* start *

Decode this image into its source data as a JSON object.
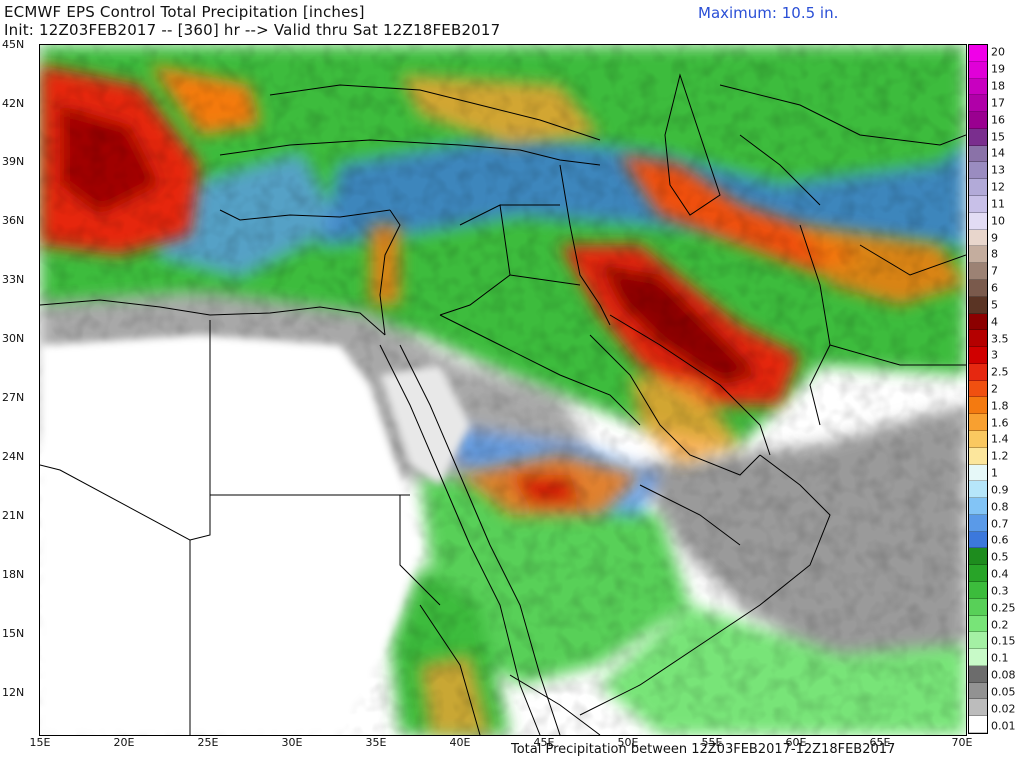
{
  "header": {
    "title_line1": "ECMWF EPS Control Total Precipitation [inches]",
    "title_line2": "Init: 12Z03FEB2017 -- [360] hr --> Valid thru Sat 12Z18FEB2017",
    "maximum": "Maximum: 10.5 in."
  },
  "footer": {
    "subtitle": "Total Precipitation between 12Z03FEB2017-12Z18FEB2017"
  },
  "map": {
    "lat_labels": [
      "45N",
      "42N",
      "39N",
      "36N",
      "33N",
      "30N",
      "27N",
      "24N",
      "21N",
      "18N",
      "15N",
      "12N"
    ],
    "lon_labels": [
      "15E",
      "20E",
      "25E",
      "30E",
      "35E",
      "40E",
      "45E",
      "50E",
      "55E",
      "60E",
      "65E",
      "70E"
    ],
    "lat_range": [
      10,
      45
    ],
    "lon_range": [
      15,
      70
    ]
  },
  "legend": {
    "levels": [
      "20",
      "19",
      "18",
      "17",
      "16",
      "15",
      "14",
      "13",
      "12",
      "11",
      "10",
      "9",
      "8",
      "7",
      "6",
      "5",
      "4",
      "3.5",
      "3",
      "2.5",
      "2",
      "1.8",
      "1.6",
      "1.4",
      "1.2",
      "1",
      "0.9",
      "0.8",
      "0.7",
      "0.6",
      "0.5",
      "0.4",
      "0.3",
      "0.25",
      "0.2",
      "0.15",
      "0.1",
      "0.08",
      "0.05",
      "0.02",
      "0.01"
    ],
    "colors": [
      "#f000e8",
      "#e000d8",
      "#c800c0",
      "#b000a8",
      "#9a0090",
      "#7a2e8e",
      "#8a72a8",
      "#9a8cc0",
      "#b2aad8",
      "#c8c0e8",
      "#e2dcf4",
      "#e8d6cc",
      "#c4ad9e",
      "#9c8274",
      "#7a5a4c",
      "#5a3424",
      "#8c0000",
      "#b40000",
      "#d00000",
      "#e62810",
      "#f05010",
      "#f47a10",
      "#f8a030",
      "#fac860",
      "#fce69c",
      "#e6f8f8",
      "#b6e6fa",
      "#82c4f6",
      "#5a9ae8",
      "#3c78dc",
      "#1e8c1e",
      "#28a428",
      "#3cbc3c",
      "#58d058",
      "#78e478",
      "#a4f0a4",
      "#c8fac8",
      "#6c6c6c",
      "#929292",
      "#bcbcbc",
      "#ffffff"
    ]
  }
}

* end *
* start *

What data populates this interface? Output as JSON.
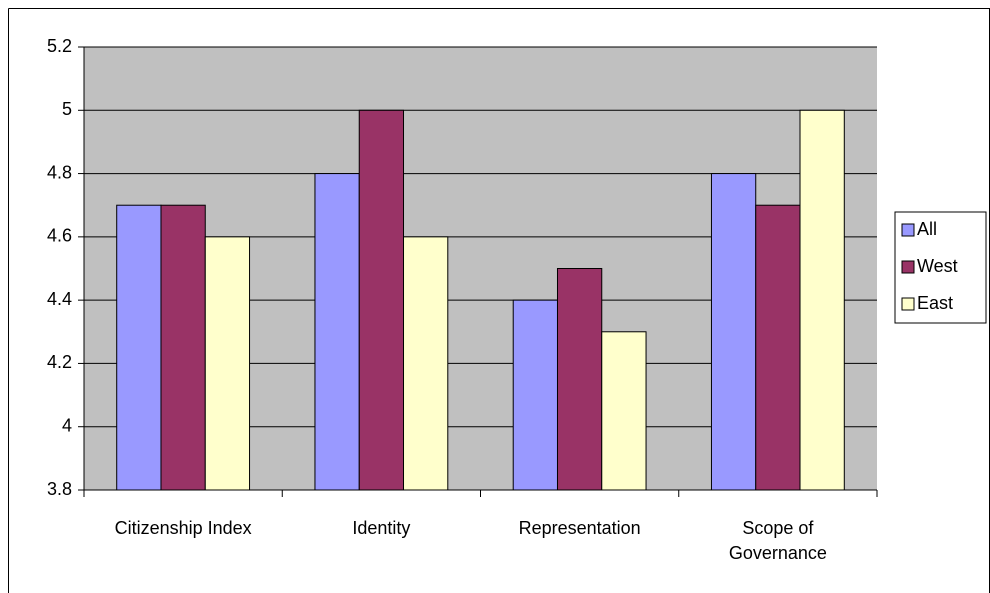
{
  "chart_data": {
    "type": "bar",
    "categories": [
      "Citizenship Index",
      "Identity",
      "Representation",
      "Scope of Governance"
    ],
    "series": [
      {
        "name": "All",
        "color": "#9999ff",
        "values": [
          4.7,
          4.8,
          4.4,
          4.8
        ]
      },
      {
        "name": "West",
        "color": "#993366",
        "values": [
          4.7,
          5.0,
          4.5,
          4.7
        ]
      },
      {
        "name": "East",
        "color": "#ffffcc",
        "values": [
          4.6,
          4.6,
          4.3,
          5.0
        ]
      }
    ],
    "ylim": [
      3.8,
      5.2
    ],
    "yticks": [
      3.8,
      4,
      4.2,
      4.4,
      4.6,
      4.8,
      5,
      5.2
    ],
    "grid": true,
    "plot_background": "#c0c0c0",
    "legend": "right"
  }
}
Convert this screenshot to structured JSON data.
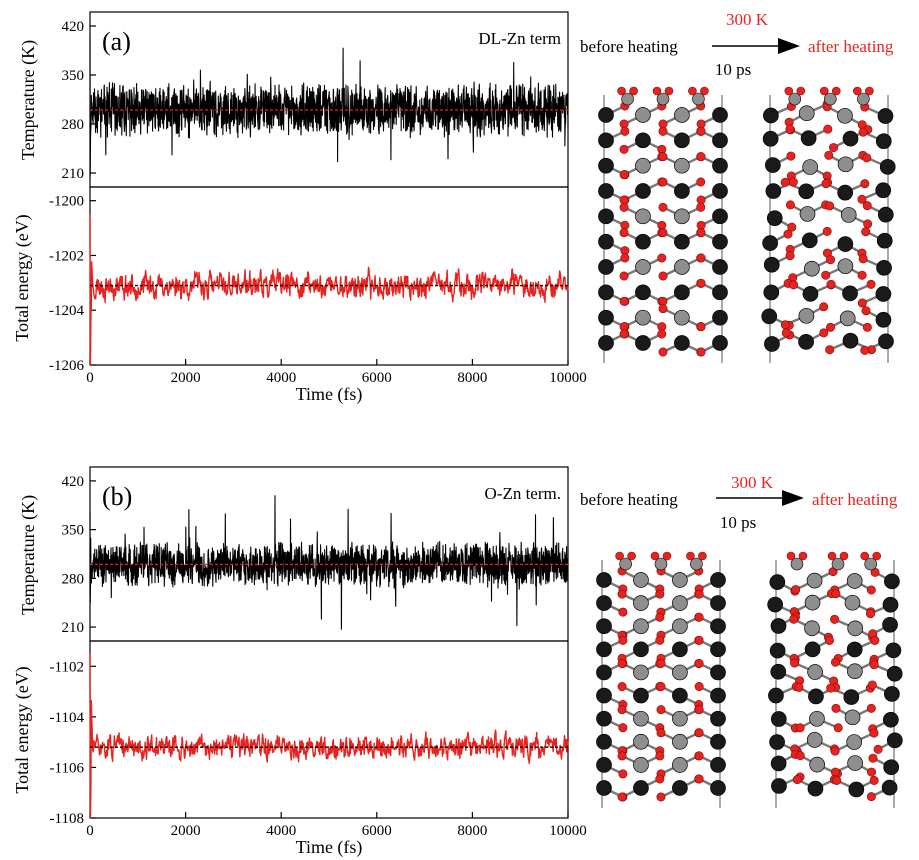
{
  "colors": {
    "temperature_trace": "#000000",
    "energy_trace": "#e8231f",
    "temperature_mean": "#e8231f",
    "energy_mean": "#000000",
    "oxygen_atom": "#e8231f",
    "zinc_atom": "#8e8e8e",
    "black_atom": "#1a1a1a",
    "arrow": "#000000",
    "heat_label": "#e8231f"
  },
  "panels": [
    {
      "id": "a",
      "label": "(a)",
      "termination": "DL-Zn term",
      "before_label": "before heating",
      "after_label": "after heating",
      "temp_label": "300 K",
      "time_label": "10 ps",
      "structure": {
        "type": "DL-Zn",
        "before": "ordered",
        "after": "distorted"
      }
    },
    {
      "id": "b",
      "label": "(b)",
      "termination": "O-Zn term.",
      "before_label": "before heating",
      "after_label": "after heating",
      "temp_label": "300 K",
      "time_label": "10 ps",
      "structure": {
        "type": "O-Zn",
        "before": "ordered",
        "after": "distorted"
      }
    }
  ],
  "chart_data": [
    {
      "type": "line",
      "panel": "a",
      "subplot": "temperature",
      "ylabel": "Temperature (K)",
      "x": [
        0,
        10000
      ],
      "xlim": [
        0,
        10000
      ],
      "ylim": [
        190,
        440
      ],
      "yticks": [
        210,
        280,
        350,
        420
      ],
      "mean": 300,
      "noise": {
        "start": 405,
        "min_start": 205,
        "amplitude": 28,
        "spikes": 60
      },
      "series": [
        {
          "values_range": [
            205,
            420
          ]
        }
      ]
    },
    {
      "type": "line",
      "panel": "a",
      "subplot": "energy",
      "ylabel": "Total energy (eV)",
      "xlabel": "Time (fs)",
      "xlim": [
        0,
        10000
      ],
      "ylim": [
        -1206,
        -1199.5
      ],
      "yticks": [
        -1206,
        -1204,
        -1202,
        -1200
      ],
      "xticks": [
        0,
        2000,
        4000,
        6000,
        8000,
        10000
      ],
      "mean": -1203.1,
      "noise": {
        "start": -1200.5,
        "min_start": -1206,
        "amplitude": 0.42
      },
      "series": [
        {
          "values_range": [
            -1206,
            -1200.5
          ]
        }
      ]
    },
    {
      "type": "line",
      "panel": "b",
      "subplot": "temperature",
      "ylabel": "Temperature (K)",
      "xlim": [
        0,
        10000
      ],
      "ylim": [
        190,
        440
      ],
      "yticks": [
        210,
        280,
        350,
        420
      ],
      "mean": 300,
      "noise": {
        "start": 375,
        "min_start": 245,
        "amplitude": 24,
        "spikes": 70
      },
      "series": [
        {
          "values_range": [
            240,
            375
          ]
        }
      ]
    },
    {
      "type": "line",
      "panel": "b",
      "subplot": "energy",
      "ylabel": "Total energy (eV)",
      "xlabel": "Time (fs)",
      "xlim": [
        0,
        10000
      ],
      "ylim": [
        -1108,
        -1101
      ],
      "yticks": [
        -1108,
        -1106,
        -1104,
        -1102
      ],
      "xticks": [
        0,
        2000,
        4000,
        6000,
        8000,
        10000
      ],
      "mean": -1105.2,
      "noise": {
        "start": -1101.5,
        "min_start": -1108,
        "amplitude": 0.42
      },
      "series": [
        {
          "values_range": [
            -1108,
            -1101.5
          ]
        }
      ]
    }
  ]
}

* end *
* start *

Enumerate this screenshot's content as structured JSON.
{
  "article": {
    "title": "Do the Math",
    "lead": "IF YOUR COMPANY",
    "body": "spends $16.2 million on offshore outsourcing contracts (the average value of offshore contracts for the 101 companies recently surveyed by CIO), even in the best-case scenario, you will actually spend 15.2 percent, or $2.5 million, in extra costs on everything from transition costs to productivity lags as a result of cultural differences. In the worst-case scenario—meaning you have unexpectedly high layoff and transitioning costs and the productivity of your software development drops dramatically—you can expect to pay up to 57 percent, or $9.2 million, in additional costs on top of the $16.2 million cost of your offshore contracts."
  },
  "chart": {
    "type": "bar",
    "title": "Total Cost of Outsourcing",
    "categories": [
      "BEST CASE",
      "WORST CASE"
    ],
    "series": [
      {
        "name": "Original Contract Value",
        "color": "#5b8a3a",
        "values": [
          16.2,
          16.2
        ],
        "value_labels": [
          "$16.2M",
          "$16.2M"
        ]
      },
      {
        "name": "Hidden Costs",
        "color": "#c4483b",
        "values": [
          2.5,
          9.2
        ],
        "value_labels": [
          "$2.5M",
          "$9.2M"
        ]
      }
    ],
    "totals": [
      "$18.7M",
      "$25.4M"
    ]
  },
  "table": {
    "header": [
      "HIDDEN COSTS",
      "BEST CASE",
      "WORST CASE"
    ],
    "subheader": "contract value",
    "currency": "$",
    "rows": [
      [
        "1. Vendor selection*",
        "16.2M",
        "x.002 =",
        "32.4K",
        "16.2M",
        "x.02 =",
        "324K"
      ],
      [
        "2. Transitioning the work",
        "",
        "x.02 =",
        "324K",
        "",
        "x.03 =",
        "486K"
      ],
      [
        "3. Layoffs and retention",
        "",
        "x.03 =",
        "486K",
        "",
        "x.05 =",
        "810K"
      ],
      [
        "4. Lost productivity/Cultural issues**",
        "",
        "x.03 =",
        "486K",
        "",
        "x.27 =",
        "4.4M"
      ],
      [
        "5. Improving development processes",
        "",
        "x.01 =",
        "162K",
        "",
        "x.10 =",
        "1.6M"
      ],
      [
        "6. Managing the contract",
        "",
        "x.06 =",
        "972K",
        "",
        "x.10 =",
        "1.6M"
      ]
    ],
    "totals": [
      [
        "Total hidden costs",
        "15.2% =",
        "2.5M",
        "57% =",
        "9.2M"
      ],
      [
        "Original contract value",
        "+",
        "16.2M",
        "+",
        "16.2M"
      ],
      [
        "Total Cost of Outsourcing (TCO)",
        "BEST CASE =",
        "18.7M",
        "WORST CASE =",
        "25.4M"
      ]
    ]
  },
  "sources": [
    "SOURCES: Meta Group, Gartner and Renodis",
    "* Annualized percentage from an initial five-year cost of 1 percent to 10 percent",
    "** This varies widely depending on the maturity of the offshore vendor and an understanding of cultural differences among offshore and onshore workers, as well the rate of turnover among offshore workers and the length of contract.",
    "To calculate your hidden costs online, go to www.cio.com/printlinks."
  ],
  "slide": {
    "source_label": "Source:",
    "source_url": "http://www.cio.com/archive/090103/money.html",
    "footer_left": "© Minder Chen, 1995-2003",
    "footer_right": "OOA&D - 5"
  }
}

* end *

* _Objective_
Go through the records above, find every line with the word "Original", and list those lines.

* _Complete response_
        "name": "Original Contract Value",
        "Original contract value",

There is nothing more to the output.